STATED TASK: Look through the material and copy each line holding "JSON".
======
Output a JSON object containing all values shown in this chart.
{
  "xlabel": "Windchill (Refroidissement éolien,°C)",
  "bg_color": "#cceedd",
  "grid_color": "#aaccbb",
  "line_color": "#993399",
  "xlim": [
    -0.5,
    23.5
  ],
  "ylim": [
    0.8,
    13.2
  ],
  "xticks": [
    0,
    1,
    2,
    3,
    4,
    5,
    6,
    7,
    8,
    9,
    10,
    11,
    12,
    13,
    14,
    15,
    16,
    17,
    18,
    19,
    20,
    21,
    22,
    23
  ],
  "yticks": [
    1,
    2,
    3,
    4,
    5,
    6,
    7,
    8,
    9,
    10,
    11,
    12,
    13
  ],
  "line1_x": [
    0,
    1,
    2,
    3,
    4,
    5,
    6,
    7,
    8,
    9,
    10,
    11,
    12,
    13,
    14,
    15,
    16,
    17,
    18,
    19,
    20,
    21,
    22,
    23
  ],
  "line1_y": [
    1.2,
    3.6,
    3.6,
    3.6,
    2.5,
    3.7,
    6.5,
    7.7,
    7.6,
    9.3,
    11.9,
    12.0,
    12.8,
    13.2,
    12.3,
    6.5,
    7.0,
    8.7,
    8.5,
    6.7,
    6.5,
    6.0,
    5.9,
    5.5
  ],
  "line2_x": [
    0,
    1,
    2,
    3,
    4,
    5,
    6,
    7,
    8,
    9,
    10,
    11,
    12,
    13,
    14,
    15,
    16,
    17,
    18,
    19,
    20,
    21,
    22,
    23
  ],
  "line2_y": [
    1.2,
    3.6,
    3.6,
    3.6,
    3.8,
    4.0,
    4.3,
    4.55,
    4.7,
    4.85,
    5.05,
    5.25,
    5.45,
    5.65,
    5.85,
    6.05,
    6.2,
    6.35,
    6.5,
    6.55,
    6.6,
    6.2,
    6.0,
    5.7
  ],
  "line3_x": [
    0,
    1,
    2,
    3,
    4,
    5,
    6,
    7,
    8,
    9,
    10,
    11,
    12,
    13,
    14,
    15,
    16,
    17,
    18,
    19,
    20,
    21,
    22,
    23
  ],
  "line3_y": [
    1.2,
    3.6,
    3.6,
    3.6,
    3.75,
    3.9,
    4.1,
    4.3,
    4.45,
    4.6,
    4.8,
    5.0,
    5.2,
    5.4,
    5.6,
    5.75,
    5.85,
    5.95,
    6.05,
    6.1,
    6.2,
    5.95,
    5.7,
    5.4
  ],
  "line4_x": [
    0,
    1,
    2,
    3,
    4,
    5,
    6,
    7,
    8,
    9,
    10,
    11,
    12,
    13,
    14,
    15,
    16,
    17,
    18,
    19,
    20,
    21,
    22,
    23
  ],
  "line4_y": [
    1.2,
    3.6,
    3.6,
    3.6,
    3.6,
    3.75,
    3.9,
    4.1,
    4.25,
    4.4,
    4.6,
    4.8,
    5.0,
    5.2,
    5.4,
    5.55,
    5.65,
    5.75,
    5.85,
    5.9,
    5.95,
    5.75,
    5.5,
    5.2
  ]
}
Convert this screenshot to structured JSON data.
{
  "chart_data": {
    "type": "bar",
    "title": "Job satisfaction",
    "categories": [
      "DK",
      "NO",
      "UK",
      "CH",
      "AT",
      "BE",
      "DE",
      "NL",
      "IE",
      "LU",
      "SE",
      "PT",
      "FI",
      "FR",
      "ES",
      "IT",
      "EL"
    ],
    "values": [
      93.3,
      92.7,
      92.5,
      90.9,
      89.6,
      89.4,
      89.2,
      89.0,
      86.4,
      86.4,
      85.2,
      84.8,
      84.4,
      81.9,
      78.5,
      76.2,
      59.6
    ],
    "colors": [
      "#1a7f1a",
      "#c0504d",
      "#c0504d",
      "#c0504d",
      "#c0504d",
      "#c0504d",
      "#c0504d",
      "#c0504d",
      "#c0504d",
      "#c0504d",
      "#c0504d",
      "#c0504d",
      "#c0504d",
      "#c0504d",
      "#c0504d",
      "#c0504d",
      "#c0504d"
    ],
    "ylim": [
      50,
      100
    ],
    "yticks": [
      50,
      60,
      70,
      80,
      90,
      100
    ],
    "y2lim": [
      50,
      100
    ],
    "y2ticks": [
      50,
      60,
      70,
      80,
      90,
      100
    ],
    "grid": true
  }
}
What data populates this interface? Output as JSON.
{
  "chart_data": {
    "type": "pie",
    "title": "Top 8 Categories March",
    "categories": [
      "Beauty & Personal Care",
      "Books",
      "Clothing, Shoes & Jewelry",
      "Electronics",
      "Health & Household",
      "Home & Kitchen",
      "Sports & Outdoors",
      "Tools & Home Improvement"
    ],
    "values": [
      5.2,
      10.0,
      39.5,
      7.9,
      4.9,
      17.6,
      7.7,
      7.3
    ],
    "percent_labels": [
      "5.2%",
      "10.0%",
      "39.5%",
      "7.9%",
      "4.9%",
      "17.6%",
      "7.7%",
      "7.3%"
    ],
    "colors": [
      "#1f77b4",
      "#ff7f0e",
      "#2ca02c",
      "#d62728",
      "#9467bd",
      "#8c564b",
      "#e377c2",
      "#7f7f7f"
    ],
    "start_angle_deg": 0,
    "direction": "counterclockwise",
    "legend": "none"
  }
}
======
SOLVED PROBLEM:
Output a JSON object containing all values shown in this chart.
Convert this screenshot to structured JSON data.
What data populates this interface? Output as JSON.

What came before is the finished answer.